PROBLEM DESCRIPTION.
Where a line contains the word "derated", copy that line.

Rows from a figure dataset
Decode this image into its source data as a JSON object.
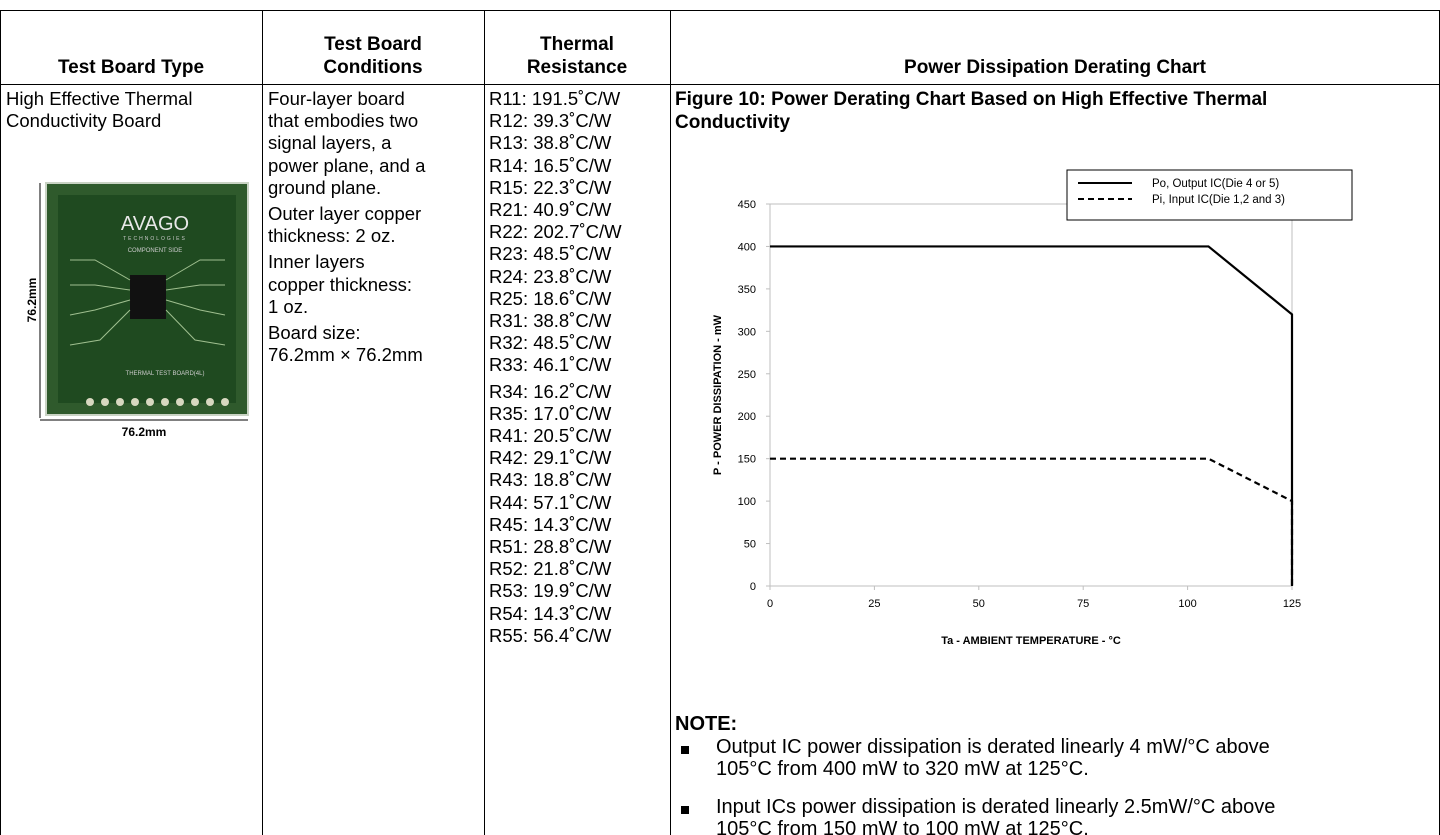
{
  "table": {
    "headers": [
      [
        "Test Board Type"
      ],
      [
        "Test Board",
        "Conditions"
      ],
      [
        "Thermal",
        "Resistance"
      ],
      [
        "Power Dissipation Derating Chart"
      ]
    ],
    "board_type": [
      "High Effective Thermal",
      "Conductivity Board"
    ],
    "board_image": {
      "brand": "AVAGO",
      "subbrand": "TECHNOLOGIES",
      "side": "COMPONENT SIDE",
      "board_name": "THERMAL TEST BOARD(4L)",
      "height_label": "76.2mm",
      "width_label": "76.2mm"
    },
    "conditions": [
      [
        "Four-layer board",
        "that embodies two",
        "signal layers, a",
        "power plane, and a",
        "ground plane."
      ],
      [
        "Outer layer copper",
        "thickness: 2 oz."
      ],
      [
        "Inner layers",
        "copper thickness:",
        "1 oz."
      ],
      [
        "Board size:",
        "76.2mm × 76.2mm"
      ]
    ],
    "resistances": [
      "R11: 191.5˚C/W",
      "R12: 39.3˚C/W",
      "R13: 38.8˚C/W",
      "R14: 16.5˚C/W",
      "R15: 22.3˚C/W",
      "R21: 40.9˚C/W",
      "R22: 202.7˚C/W",
      "R23: 48.5˚C/W",
      "R24: 23.8˚C/W",
      "R25: 18.6˚C/W",
      "R31: 38.8˚C/W",
      "R32: 48.5˚C/W",
      "R33: 46.1˚C/W",
      "R34: 16.2˚C/W",
      "R35: 17.0˚C/W",
      "R41: 20.5˚C/W",
      "R42: 29.1˚C/W",
      "R43: 18.8˚C/W",
      "R44: 57.1˚C/W",
      "R45: 14.3˚C/W",
      "R51: 28.8˚C/W",
      "R52: 21.8˚C/W",
      "R53: 19.9˚C/W",
      "R54: 14.3˚C/W",
      "R55: 56.4˚C/W"
    ],
    "figure_title": [
      "Figure 10:  Power Derating Chart Based on High Effective Thermal",
      "Conductivity"
    ],
    "note_title": "NOTE:",
    "notes": [
      [
        "Output IC power dissipation is derated linearly 4 mW/°C above",
        "105°C from 400 mW to 320 mW at 125°C."
      ],
      [
        "Input ICs power dissipation is derated linearly 2.5mW/°C above",
        "105°C from 150 mW to 100 mW at 125°C."
      ]
    ]
  },
  "chart_data": {
    "type": "line",
    "x_label": "Ta - AMBIENT TEMPERATURE - °C",
    "y_label": "P - POWER DISSIPATION - mW",
    "xlim": [
      0,
      125
    ],
    "xticks": [
      0,
      25,
      50,
      75,
      100,
      125
    ],
    "ylim": [
      0,
      450
    ],
    "yticks": [
      0,
      50,
      100,
      150,
      200,
      250,
      300,
      350,
      400,
      450
    ],
    "grid": false,
    "legend": "top-right",
    "series": [
      {
        "name": "Po,  Output IC(Die 4 or 5)",
        "color": "#000000",
        "dash": "solid",
        "x": [
          0,
          105,
          125,
          125
        ],
        "values": [
          400,
          400,
          320,
          0
        ]
      },
      {
        "name": "Pi,  Input IC(Die 1,2 and 3)",
        "color": "#000000",
        "dash": "dashed",
        "x": [
          0,
          105,
          125,
          125
        ],
        "values": [
          150,
          150,
          100,
          0
        ]
      }
    ]
  }
}
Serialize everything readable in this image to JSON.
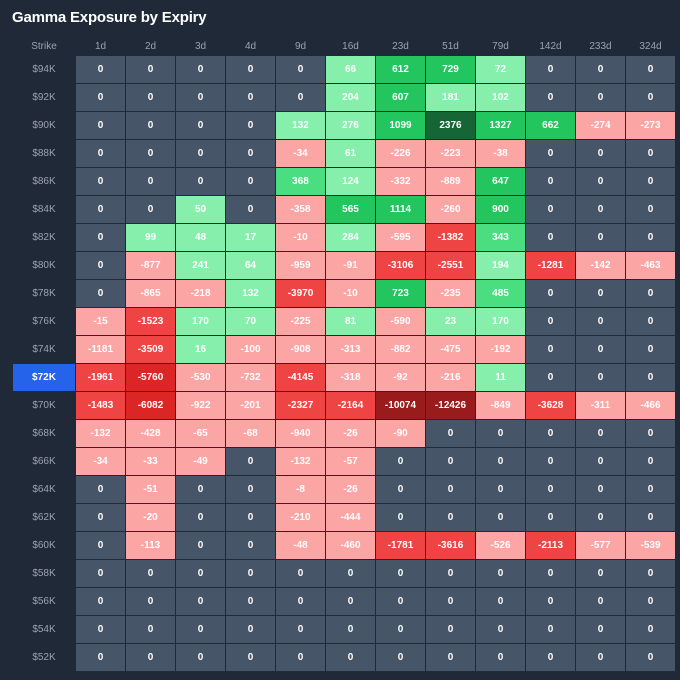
{
  "title": "Gamma Exposure by Expiry",
  "chart_data": {
    "type": "heatmap",
    "title": "Gamma Exposure by Expiry",
    "row_header": "Strike",
    "spot_strike": "$72K",
    "columns": [
      "1d",
      "2d",
      "3d",
      "4d",
      "9d",
      "16d",
      "23d",
      "51d",
      "79d",
      "142d",
      "233d",
      "324d"
    ],
    "rows": [
      "$94K",
      "$92K",
      "$90K",
      "$88K",
      "$86K",
      "$84K",
      "$82K",
      "$80K",
      "$78K",
      "$76K",
      "$74K",
      "$72K",
      "$70K",
      "$68K",
      "$66K",
      "$64K",
      "$62K",
      "$60K",
      "$58K",
      "$56K",
      "$54K",
      "$52K"
    ],
    "values": [
      [
        0,
        0,
        0,
        0,
        0,
        66,
        612,
        729,
        72,
        0,
        0,
        0
      ],
      [
        0,
        0,
        0,
        0,
        0,
        204,
        607,
        181,
        102,
        0,
        0,
        0
      ],
      [
        0,
        0,
        0,
        0,
        132,
        276,
        1099,
        2376,
        1327,
        662,
        -274,
        -273
      ],
      [
        0,
        0,
        0,
        0,
        -34,
        61,
        -226,
        -223,
        -38,
        0,
        0,
        0
      ],
      [
        0,
        0,
        0,
        0,
        368,
        124,
        -332,
        -889,
        647,
        0,
        0,
        0
      ],
      [
        0,
        0,
        50,
        0,
        -358,
        565,
        1114,
        -260,
        900,
        0,
        0,
        0
      ],
      [
        0,
        99,
        48,
        17,
        -10,
        284,
        -595,
        -1382,
        343,
        0,
        0,
        0
      ],
      [
        0,
        -877,
        241,
        64,
        -959,
        -91,
        -3106,
        -2551,
        194,
        -1281,
        -142,
        -463
      ],
      [
        0,
        -865,
        -218,
        132,
        -3970,
        -10,
        723,
        -235,
        485,
        0,
        0,
        0
      ],
      [
        -15,
        -1523,
        170,
        70,
        -225,
        81,
        -590,
        23,
        170,
        0,
        0,
        0
      ],
      [
        -1181,
        -3509,
        16,
        -100,
        -908,
        -313,
        -882,
        -475,
        -192,
        0,
        0,
        0
      ],
      [
        -1961,
        -5760,
        -530,
        -732,
        -4145,
        -318,
        -92,
        -216,
        11,
        0,
        0,
        0
      ],
      [
        -1483,
        -6082,
        -922,
        -201,
        -2327,
        -2164,
        -10074,
        -12426,
        -849,
        -3628,
        -311,
        -466
      ],
      [
        -132,
        -428,
        -65,
        -68,
        -940,
        -26,
        -90,
        0,
        0,
        0,
        0,
        0
      ],
      [
        -34,
        -33,
        -49,
        0,
        -132,
        -57,
        0,
        0,
        0,
        0,
        0,
        0
      ],
      [
        0,
        -51,
        0,
        0,
        -8,
        -26,
        0,
        0,
        0,
        0,
        0,
        0
      ],
      [
        0,
        -20,
        0,
        0,
        -210,
        -444,
        0,
        0,
        0,
        0,
        0,
        0
      ],
      [
        0,
        -113,
        0,
        0,
        -48,
        -460,
        -1781,
        -3616,
        -526,
        -2113,
        -577,
        -539
      ],
      [
        0,
        0,
        0,
        0,
        0,
        0,
        0,
        0,
        0,
        0,
        0,
        0
      ],
      [
        0,
        0,
        0,
        0,
        0,
        0,
        0,
        0,
        0,
        0,
        0,
        0
      ],
      [
        0,
        0,
        0,
        0,
        0,
        0,
        0,
        0,
        0,
        0,
        0,
        0
      ],
      [
        0,
        0,
        0,
        0,
        0,
        0,
        0,
        0,
        0,
        0,
        0,
        0
      ]
    ],
    "colors": {
      "zero": "#475569",
      "positive_light": "#86efac",
      "positive_mid": "#4ade80",
      "positive_strong": "#22c55e",
      "positive_max": "#166534",
      "negative_light": "#fca5a5",
      "negative_mid": "#ef4444",
      "negative_strong": "#dc2626",
      "negative_max": "#991b1b",
      "spot_highlight": "#2563eb"
    }
  }
}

TASK OUTPUT.
        "Output IC power dissipation is derated linearly 4 mW/°C above",
        "Input ICs power dissipation is derated linearly 2.5mW/°C above",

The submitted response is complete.